[Stored records]

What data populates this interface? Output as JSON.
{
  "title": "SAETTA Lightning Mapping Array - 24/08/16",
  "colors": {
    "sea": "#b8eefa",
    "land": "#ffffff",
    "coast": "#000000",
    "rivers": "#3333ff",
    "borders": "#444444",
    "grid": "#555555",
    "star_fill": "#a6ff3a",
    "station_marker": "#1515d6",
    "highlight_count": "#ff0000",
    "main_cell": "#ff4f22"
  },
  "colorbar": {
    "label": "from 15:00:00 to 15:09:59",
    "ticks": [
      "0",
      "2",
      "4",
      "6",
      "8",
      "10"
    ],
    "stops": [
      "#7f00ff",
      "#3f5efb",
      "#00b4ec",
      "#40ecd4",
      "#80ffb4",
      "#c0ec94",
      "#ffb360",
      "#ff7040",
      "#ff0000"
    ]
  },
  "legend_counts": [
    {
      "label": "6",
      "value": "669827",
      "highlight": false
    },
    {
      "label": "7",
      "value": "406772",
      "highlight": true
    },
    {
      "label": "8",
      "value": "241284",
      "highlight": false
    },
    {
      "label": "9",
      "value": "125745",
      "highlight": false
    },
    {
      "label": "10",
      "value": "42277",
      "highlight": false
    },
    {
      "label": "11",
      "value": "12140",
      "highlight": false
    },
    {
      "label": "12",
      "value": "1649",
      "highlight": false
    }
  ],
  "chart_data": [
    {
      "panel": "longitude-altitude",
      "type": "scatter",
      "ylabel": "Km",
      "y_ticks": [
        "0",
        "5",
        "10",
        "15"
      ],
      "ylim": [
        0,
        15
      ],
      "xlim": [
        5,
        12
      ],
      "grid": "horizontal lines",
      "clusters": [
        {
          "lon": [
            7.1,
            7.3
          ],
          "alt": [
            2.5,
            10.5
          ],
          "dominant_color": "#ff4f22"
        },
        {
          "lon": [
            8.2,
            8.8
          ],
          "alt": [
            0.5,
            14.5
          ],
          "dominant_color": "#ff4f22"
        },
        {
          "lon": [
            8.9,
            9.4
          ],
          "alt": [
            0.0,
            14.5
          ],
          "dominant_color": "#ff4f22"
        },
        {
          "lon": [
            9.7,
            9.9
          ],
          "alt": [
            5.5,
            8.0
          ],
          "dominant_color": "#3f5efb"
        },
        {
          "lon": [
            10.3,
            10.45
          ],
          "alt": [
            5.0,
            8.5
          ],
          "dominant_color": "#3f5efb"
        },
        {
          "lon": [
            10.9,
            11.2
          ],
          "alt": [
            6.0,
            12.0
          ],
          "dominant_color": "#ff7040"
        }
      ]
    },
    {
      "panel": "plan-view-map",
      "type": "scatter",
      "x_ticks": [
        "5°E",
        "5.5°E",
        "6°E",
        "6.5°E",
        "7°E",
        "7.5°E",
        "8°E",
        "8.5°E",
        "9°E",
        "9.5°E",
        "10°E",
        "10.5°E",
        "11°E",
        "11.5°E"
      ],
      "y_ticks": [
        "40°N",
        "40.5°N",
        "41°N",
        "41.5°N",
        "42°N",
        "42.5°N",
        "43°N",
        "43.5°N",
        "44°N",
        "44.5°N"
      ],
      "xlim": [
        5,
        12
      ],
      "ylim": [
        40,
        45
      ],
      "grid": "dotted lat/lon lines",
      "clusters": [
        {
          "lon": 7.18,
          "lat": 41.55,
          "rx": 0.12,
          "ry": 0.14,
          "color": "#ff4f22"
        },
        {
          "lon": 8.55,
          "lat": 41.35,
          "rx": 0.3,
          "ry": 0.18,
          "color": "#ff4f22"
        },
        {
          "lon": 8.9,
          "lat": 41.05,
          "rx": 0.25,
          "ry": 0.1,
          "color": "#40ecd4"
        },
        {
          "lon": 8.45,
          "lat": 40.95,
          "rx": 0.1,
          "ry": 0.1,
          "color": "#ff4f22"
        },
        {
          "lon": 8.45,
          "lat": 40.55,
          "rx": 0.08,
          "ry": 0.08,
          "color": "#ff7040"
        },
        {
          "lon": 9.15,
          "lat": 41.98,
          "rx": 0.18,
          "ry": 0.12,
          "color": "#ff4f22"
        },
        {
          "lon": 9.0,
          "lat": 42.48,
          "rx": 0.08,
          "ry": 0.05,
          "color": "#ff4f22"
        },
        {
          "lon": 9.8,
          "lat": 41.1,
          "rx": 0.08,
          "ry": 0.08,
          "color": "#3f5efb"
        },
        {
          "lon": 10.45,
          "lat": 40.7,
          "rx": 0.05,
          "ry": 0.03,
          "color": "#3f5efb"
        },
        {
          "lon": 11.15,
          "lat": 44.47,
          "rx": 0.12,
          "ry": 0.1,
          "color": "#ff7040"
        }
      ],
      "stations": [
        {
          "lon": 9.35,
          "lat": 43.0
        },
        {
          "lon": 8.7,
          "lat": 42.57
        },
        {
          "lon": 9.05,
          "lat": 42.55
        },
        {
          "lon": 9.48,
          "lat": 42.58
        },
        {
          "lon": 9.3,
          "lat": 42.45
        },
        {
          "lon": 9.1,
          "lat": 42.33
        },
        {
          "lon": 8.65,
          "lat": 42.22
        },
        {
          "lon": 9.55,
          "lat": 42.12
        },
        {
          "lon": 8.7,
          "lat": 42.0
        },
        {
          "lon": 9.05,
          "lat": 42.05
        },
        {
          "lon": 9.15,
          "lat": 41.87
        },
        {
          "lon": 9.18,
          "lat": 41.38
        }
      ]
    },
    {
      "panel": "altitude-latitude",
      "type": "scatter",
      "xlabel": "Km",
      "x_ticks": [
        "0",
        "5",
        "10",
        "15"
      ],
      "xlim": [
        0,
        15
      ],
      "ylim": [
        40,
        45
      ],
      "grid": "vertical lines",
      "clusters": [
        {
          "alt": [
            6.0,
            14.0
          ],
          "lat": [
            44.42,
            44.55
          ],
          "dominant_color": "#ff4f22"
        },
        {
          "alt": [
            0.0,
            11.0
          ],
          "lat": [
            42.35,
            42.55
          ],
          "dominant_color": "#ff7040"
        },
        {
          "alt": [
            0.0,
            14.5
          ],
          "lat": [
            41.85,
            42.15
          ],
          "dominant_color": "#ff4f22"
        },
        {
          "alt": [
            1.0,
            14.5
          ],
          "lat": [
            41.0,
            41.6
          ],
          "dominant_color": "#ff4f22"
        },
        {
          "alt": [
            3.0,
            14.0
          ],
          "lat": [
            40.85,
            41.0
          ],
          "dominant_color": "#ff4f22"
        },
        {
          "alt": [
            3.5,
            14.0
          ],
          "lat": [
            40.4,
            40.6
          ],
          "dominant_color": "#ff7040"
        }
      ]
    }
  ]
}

▶ **To do**: The listing above should be transcribed in full, exactly as written.

▶ **Task result**:
What data populates this interface? Output as JSON.
{
  "title": "SAETTA Lightning Mapping Array - 24/08/16",
  "colors": {
    "sea": "#b8eefa",
    "land": "#ffffff",
    "coast": "#000000",
    "rivers": "#3333ff",
    "borders": "#444444",
    "grid": "#555555",
    "star_fill": "#a6ff3a",
    "station_marker": "#1515d6",
    "highlight_count": "#ff0000",
    "main_cell": "#ff4f22"
  },
  "colorbar": {
    "label": "from 15:00:00 to 15:09:59",
    "ticks": [
      "0",
      "2",
      "4",
      "6",
      "8",
      "10"
    ],
    "stops": [
      "#7f00ff",
      "#3f5efb",
      "#00b4ec",
      "#40ecd4",
      "#80ffb4",
      "#c0ec94",
      "#ffb360",
      "#ff7040",
      "#ff0000"
    ]
  },
  "legend_counts": [
    {
      "label": "6",
      "value": "669827",
      "highlight": false
    },
    {
      "label": "7",
      "value": "406772",
      "highlight": true
    },
    {
      "label": "8",
      "value": "241284",
      "highlight": false
    },
    {
      "label": "9",
      "value": "125745",
      "highlight": false
    },
    {
      "label": "10",
      "value": "42277",
      "highlight": false
    },
    {
      "label": "11",
      "value": "12140",
      "highlight": false
    },
    {
      "label": "12",
      "value": "1649",
      "highlight": false
    }
  ],
  "chart_data": [
    {
      "panel": "longitude-altitude",
      "type": "scatter",
      "ylabel": "Km",
      "y_ticks": [
        "0",
        "5",
        "10",
        "15"
      ],
      "ylim": [
        0,
        15
      ],
      "xlim": [
        5,
        12
      ],
      "grid": "horizontal lines",
      "clusters": [
        {
          "lon": [
            7.1,
            7.3
          ],
          "alt": [
            2.5,
            10.5
          ],
          "dominant_color": "#ff4f22"
        },
        {
          "lon": [
            8.2,
            8.8
          ],
          "alt": [
            0.5,
            14.5
          ],
          "dominant_color": "#ff4f22"
        },
        {
          "lon": [
            8.9,
            9.4
          ],
          "alt": [
            0.0,
            14.5
          ],
          "dominant_color": "#ff4f22"
        },
        {
          "lon": [
            9.7,
            9.9
          ],
          "alt": [
            5.5,
            8.0
          ],
          "dominant_color": "#3f5efb"
        },
        {
          "lon": [
            10.3,
            10.45
          ],
          "alt": [
            5.0,
            8.5
          ],
          "dominant_color": "#3f5efb"
        },
        {
          "lon": [
            10.9,
            11.2
          ],
          "alt": [
            6.0,
            12.0
          ],
          "dominant_color": "#ff7040"
        }
      ]
    },
    {
      "panel": "plan-view-map",
      "type": "scatter",
      "x_ticks": [
        "5°E",
        "5.5°E",
        "6°E",
        "6.5°E",
        "7°E",
        "7.5°E",
        "8°E",
        "8.5°E",
        "9°E",
        "9.5°E",
        "10°E",
        "10.5°E",
        "11°E",
        "11.5°E"
      ],
      "y_ticks": [
        "40°N",
        "40.5°N",
        "41°N",
        "41.5°N",
        "42°N",
        "42.5°N",
        "43°N",
        "43.5°N",
        "44°N",
        "44.5°N"
      ],
      "xlim": [
        5,
        12
      ],
      "ylim": [
        40,
        45
      ],
      "grid": "dotted lat/lon lines",
      "clusters": [
        {
          "lon": 7.18,
          "lat": 41.55,
          "rx": 0.12,
          "ry": 0.14,
          "color": "#ff4f22"
        },
        {
          "lon": 8.55,
          "lat": 41.35,
          "rx": 0.3,
          "ry": 0.18,
          "color": "#ff4f22"
        },
        {
          "lon": 8.9,
          "lat": 41.05,
          "rx": 0.25,
          "ry": 0.1,
          "color": "#40ecd4"
        },
        {
          "lon": 8.45,
          "lat": 40.95,
          "rx": 0.1,
          "ry": 0.1,
          "color": "#ff4f22"
        },
        {
          "lon": 8.45,
          "lat": 40.55,
          "rx": 0.08,
          "ry": 0.08,
          "color": "#ff7040"
        },
        {
          "lon": 9.15,
          "lat": 41.98,
          "rx": 0.18,
          "ry": 0.12,
          "color": "#ff4f22"
        },
        {
          "lon": 9.0,
          "lat": 42.48,
          "rx": 0.08,
          "ry": 0.05,
          "color": "#ff4f22"
        },
        {
          "lon": 9.8,
          "lat": 41.1,
          "rx": 0.08,
          "ry": 0.08,
          "color": "#3f5efb"
        },
        {
          "lon": 10.45,
          "lat": 40.7,
          "rx": 0.05,
          "ry": 0.03,
          "color": "#3f5efb"
        },
        {
          "lon": 11.15,
          "lat": 44.47,
          "rx": 0.12,
          "ry": 0.1,
          "color": "#ff7040"
        }
      ],
      "stations": [
        {
          "lon": 9.35,
          "lat": 43.0
        },
        {
          "lon": 8.7,
          "lat": 42.57
        },
        {
          "lon": 9.05,
          "lat": 42.55
        },
        {
          "lon": 9.48,
          "lat": 42.58
        },
        {
          "lon": 9.3,
          "lat": 42.45
        },
        {
          "lon": 9.1,
          "lat": 42.33
        },
        {
          "lon": 8.65,
          "lat": 42.22
        },
        {
          "lon": 9.55,
          "lat": 42.12
        },
        {
          "lon": 8.7,
          "lat": 42.0
        },
        {
          "lon": 9.05,
          "lat": 42.05
        },
        {
          "lon": 9.15,
          "lat": 41.87
        },
        {
          "lon": 9.18,
          "lat": 41.38
        }
      ]
    },
    {
      "panel": "altitude-latitude",
      "type": "scatter",
      "xlabel": "Km",
      "x_ticks": [
        "0",
        "5",
        "10",
        "15"
      ],
      "xlim": [
        0,
        15
      ],
      "ylim": [
        40,
        45
      ],
      "grid": "vertical lines",
      "clusters": [
        {
          "alt": [
            6.0,
            14.0
          ],
          "lat": [
            44.42,
            44.55
          ],
          "dominant_color": "#ff4f22"
        },
        {
          "alt": [
            0.0,
            11.0
          ],
          "lat": [
            42.35,
            42.55
          ],
          "dominant_color": "#ff7040"
        },
        {
          "alt": [
            0.0,
            14.5
          ],
          "lat": [
            41.85,
            42.15
          ],
          "dominant_color": "#ff4f22"
        },
        {
          "alt": [
            1.0,
            14.5
          ],
          "lat": [
            41.0,
            41.6
          ],
          "dominant_color": "#ff4f22"
        },
        {
          "alt": [
            3.0,
            14.0
          ],
          "lat": [
            40.85,
            41.0
          ],
          "dominant_color": "#ff4f22"
        },
        {
          "alt": [
            3.5,
            14.0
          ],
          "lat": [
            40.4,
            40.6
          ],
          "dominant_color": "#ff7040"
        }
      ]
    }
  ]
}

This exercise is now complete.